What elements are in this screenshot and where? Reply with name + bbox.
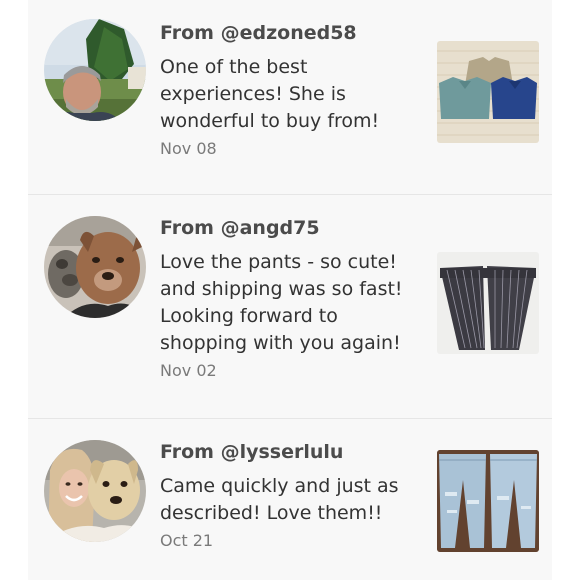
review-username[interactable]: From @edzoned58 (160, 20, 430, 46)
listing-photo (437, 450, 539, 552)
review-date: Nov 02 (160, 361, 217, 380)
review-text: From @lysserlulu Came quickly and just a… (160, 439, 430, 552)
review-comment: One of the best experiences! She is wond… (160, 56, 380, 132)
reviewer-avatar-photo (44, 216, 146, 318)
reviewer-avatar[interactable] (44, 19, 146, 121)
listing-photo (437, 252, 539, 354)
review-comment: Love the pants - so cute! and shipping w… (160, 251, 403, 354)
listing-thumbnail[interactable] (437, 252, 539, 354)
review-date: Oct 21 (160, 531, 214, 550)
reviewer-avatar[interactable] (44, 440, 146, 542)
listing-thumbnail[interactable] (437, 41, 539, 143)
review-comment: Came quickly and just as described! Love… (160, 475, 399, 524)
reviewer-avatar[interactable] (44, 216, 146, 318)
review-text: From @angd75 Love the pants - so cute! a… (160, 215, 430, 382)
listing-photo (437, 41, 539, 143)
reviews-feed: From @edzoned58 One of the best experien… (28, 0, 552, 580)
review-username[interactable]: From @lysserlulu (160, 439, 430, 465)
review-date: Nov 08 (160, 139, 217, 158)
review-item: From @angd75 Love the pants - so cute! a… (28, 195, 552, 418)
review-text: From @edzoned58 One of the best experien… (160, 20, 430, 160)
review-item: From @edzoned58 One of the best experien… (28, 0, 552, 194)
review-item: From @lysserlulu Came quickly and just a… (28, 419, 552, 580)
review-username[interactable]: From @angd75 (160, 215, 430, 241)
listing-thumbnail[interactable] (437, 450, 539, 552)
reviewer-avatar-photo (44, 19, 146, 121)
reviewer-avatar-photo (44, 440, 146, 542)
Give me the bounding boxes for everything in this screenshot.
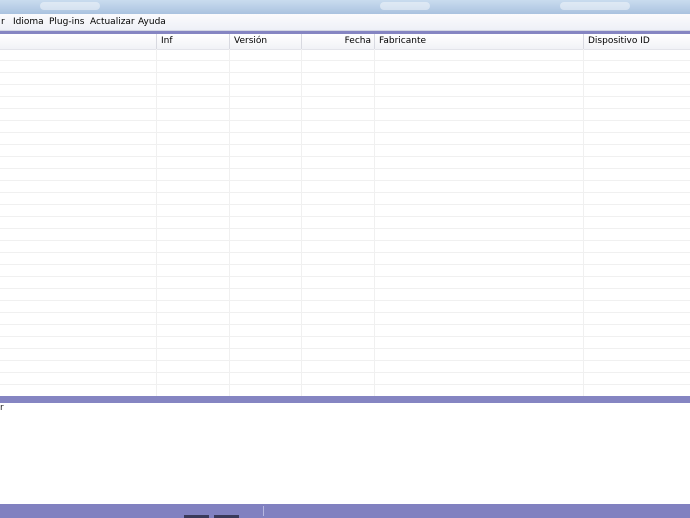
column-header-fabricante[interactable]: Fabricante [375,34,583,49]
status-separator [263,506,264,516]
list-header: Inf Versión Fecha Fabricante Dispositivo… [0,34,690,50]
list-rows [0,49,690,396]
menu-item-ayuda[interactable]: Ayuda [138,16,166,29]
column-header-inf[interactable]: Inf [157,34,229,49]
column-header-dispositivo-id[interactable]: Dispositivo ID [584,34,690,49]
column-header-version[interactable]: Versión [230,34,301,49]
menu-item-ver[interactable]: r [1,16,5,29]
log-text: r [0,403,4,413]
grid-line [229,49,230,396]
middle-splitter[interactable] [0,396,690,403]
grid-line [301,49,302,396]
grid-line [374,49,375,396]
device-list[interactable]: Inf Versión Fecha Fabricante Dispositivo… [0,34,690,396]
menu-item-idioma[interactable]: Idioma [13,16,44,29]
status-bar [0,504,690,518]
menu-bar: r Idioma Plug-ins Actualizar Ayuda [0,14,690,31]
column-header-fecha[interactable]: Fecha [302,34,374,49]
grid-line [156,49,157,396]
menu-item-actualizar[interactable]: Actualizar [90,16,135,29]
log-panel[interactable]: r [0,403,690,504]
grid-line [583,49,584,396]
window-titlebar [0,0,690,14]
menu-item-plugins[interactable]: Plug-ins [49,16,85,29]
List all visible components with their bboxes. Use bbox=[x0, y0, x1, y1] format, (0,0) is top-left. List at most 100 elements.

THE PROBLEM: Swap every "review-comment" for "review-body" across all the records above and write them out again with nothing else changed. Leave out the pictures.

ANSWER FOR THE TASK:
What elements are in this screenshot and where? Reply with name + bbox.
review-username[interactable]: From @edzoned58 (160, 20, 430, 46)
listing-photo (437, 450, 539, 552)
review-date: Nov 02 (160, 361, 217, 380)
review-text: From @lysserlulu Came quickly and just a… (160, 439, 430, 552)
review-body: One of the best experiences! She is wond… (160, 56, 380, 132)
reviewer-avatar-photo (44, 216, 146, 318)
reviewer-avatar[interactable] (44, 19, 146, 121)
listing-photo (437, 252, 539, 354)
review-body: Love the pants - so cute! and shipping w… (160, 251, 403, 354)
listing-thumbnail[interactable] (437, 252, 539, 354)
review-date: Oct 21 (160, 531, 214, 550)
reviewer-avatar[interactable] (44, 440, 146, 542)
listing-thumbnail[interactable] (437, 41, 539, 143)
review-body: Came quickly and just as described! Love… (160, 475, 399, 524)
reviewer-avatar[interactable] (44, 216, 146, 318)
review-text: From @angd75 Love the pants - so cute! a… (160, 215, 430, 382)
listing-photo (437, 41, 539, 143)
reviews-feed: From @edzoned58 One of the best experien… (28, 0, 552, 580)
review-username[interactable]: From @lysserlulu (160, 439, 430, 465)
review-date: Nov 08 (160, 139, 217, 158)
review-item: From @angd75 Love the pants - so cute! a… (28, 195, 552, 418)
review-text: From @edzoned58 One of the best experien… (160, 20, 430, 160)
review-item: From @edzoned58 One of the best experien… (28, 0, 552, 194)
review-item: From @lysserlulu Came quickly and just a… (28, 419, 552, 580)
review-username[interactable]: From @angd75 (160, 215, 430, 241)
listing-thumbnail[interactable] (437, 450, 539, 552)
reviewer-avatar-photo (44, 19, 146, 121)
reviewer-avatar-photo (44, 440, 146, 542)
Give me the bounding boxes for everything in this screenshot.
column-header-fabricante[interactable]: Fabricante [375,34,583,49]
status-separator [263,506,264,516]
list-header: Inf Versión Fecha Fabricante Dispositivo… [0,34,690,50]
list-rows [0,49,690,396]
menu-item-ayuda[interactable]: Ayuda [138,16,166,29]
column-header-inf[interactable]: Inf [157,34,229,49]
column-header-dispositivo-id[interactable]: Dispositivo ID [584,34,690,49]
column-header-version[interactable]: Versión [230,34,301,49]
menu-item-ver[interactable]: r [1,16,5,29]
log-text: r [0,403,4,413]
grid-line [229,49,230,396]
middle-splitter[interactable] [0,396,690,403]
grid-line [301,49,302,396]
grid-line [374,49,375,396]
device-list[interactable]: Inf Versión Fecha Fabricante Dispositivo… [0,34,690,396]
menu-item-idioma[interactable]: Idioma [13,16,44,29]
status-bar [0,504,690,518]
menu-bar: r Idioma Plug-ins Actualizar Ayuda [0,14,690,31]
column-header-fecha[interactable]: Fecha [302,34,374,49]
grid-line [156,49,157,396]
menu-item-actualizar[interactable]: Actualizar [90,16,135,29]
log-panel[interactable]: r [0,403,690,504]
grid-line [583,49,584,396]
window-titlebar [0,0,690,14]
menu-item-plugins[interactable]: Plug-ins [49,16,85,29]
List all visible components with their bboxes. Use bbox=[x0, y0, x1, y1] format, (0,0) is top-left. List at most 100 elements.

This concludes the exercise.